You are viewing a plain text version of this content. The canonical link for it is here.
Posted to github@arrow.apache.org by GitBox <gi...@apache.org> on 2021/06/14 17:03:39 UTC
[GitHub] [arrow-datafusion] alamb commented on a change in pull request #55: Support qualified columns in queries

alamb commented on a change in pull request #55:
URL: https://github.com/apache/arrow-datafusion/pull/55#discussion_r651112853



##########
File path: datafusion/src/logical_plan/dfschema.rs
##########
@@ -208,6 +297,28 @@ impl Into<Schema> for DFSchema {
     }
 }
 
+impl Into<Schema> for &DFSchema {
+    /// Convert a schema into a DFSchema
+    fn into(self) -> Schema {
+        Schema::new(
+            self.fields
+                .iter()
+---+
§ **WRITTEN INSTRUCTION A**:
Print the listing below line for line, starting at its first line and ending at the line that contains "row-note-logb: logB (UROB) = 11607.56: [1640, 864, 1743, 874]".
+---+
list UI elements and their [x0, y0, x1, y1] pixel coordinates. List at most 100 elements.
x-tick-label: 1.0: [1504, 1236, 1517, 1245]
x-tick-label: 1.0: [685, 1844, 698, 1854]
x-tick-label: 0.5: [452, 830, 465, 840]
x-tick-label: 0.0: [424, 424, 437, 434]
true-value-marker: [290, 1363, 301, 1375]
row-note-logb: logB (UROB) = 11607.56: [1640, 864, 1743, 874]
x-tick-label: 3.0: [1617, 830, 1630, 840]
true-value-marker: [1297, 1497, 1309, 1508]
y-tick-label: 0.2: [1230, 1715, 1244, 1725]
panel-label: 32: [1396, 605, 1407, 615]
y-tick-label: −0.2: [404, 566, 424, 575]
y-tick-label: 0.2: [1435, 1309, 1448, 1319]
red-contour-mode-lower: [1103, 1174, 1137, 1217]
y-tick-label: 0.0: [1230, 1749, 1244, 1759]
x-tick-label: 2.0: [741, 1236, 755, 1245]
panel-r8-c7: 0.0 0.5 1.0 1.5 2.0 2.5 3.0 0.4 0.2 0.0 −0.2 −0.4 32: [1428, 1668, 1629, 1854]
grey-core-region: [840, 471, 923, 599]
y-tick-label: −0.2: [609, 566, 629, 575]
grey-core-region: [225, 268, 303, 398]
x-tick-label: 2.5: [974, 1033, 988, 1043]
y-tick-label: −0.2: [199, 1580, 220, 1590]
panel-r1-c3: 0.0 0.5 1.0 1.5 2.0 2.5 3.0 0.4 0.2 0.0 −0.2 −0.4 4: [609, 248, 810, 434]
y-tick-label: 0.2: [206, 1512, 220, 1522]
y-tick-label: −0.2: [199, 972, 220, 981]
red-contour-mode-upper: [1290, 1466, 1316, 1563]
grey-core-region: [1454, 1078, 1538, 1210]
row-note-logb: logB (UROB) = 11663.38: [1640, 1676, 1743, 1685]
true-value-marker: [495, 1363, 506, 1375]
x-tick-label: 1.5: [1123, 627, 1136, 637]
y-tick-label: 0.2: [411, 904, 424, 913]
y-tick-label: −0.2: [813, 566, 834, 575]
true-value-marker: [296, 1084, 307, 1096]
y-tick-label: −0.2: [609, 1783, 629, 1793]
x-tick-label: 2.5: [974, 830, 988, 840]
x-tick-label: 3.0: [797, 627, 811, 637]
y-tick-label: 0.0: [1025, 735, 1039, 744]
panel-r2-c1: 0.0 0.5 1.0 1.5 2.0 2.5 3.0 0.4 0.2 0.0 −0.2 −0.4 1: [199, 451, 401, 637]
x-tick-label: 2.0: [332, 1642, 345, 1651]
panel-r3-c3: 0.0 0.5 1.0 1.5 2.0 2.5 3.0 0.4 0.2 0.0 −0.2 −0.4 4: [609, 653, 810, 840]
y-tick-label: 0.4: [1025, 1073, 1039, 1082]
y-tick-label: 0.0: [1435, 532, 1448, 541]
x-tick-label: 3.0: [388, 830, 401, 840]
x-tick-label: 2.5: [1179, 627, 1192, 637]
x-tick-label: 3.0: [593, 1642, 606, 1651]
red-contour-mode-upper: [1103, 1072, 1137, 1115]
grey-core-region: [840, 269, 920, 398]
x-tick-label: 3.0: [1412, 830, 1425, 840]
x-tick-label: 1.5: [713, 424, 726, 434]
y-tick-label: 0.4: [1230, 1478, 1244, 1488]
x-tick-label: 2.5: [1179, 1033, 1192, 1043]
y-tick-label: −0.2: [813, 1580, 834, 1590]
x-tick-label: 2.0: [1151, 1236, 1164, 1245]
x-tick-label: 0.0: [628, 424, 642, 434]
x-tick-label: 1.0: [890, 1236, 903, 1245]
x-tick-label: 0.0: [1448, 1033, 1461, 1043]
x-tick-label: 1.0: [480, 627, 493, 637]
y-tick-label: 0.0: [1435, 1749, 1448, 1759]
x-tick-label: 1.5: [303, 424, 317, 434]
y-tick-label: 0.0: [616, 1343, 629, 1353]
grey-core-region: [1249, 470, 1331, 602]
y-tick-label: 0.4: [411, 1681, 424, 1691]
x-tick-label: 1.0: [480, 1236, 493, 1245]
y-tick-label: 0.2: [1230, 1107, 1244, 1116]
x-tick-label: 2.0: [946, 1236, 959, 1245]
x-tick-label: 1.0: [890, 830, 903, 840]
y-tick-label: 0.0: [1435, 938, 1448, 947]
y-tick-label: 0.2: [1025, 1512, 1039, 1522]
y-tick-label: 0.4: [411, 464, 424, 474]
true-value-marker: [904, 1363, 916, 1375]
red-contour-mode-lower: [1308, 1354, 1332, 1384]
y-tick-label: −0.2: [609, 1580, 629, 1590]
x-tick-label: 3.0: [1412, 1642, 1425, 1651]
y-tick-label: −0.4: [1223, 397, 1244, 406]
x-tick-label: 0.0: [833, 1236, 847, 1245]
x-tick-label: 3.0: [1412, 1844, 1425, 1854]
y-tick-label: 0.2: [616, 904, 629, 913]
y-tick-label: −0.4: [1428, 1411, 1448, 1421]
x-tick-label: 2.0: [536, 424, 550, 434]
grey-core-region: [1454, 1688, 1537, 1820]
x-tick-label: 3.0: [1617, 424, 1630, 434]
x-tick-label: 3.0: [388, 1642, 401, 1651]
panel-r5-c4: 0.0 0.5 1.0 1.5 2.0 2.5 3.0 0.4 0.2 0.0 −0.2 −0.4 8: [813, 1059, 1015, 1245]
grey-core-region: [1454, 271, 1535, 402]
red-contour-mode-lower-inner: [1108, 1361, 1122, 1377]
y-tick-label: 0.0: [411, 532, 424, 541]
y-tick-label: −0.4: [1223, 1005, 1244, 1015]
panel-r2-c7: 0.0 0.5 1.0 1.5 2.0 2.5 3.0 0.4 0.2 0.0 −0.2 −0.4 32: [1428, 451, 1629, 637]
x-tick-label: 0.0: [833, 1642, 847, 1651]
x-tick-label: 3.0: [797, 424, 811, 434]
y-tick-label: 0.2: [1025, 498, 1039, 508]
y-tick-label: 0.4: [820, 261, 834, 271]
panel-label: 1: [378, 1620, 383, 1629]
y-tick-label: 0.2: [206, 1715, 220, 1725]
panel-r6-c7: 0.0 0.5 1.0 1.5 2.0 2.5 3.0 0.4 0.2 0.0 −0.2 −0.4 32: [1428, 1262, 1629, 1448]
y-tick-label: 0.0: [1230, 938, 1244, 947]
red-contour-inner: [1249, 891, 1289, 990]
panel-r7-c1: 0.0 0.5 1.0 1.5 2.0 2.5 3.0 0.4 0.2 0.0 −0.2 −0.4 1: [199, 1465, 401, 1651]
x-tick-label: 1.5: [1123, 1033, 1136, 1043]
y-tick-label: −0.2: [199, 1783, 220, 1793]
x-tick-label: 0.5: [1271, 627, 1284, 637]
+---+
§ **WRITTEN INSTRUCTION B**:
Please output the whole pull request comment above, word for word.

§ **CORRECT OUTPUT A**:
list UI elements and their [x0, y0, x1, y1] pixel coordinates. List at most 100 elements.
x-tick-label: 1.0: [1504, 1236, 1517, 1245]
x-tick-label: 1.0: [685, 1844, 698, 1854]
x-tick-label: 0.5: [452, 830, 465, 840]
x-tick-label: 0.0: [424, 424, 437, 434]
true-value-marker: [290, 1363, 301, 1375]
row-note-logb: logB (UROB) = 11607.56: [1640, 864, 1743, 874]

§ **CORRECT OUTPUT B**:
You are viewing a plain text version of this content. The canonical link for it is here.
Posted to github@arrow.apache.org by GitBox <gi...@apache.org> on 2021/06/14 17:03:39 UTC
[GitHub] [arrow-datafusion] alamb commented on a change in pull request #55: Support qualified columns in queries

alamb commented on a change in pull request #55:
URL: https://github.com/apache/arrow-datafusion/pull/55#discussion_r651112853



##########
File path: datafusion/src/logical_plan/dfschema.rs
##########
@@ -208,6 +297,28 @@ impl Into<Schema> for DFSchema {
     }
 }
 
+impl Into<Schema> for &DFSchema {
+    /// Convert a schema into a DFSchema
+    fn into(self) -> Schema {
+        Schema::new(
+            self.fields
+                .iter()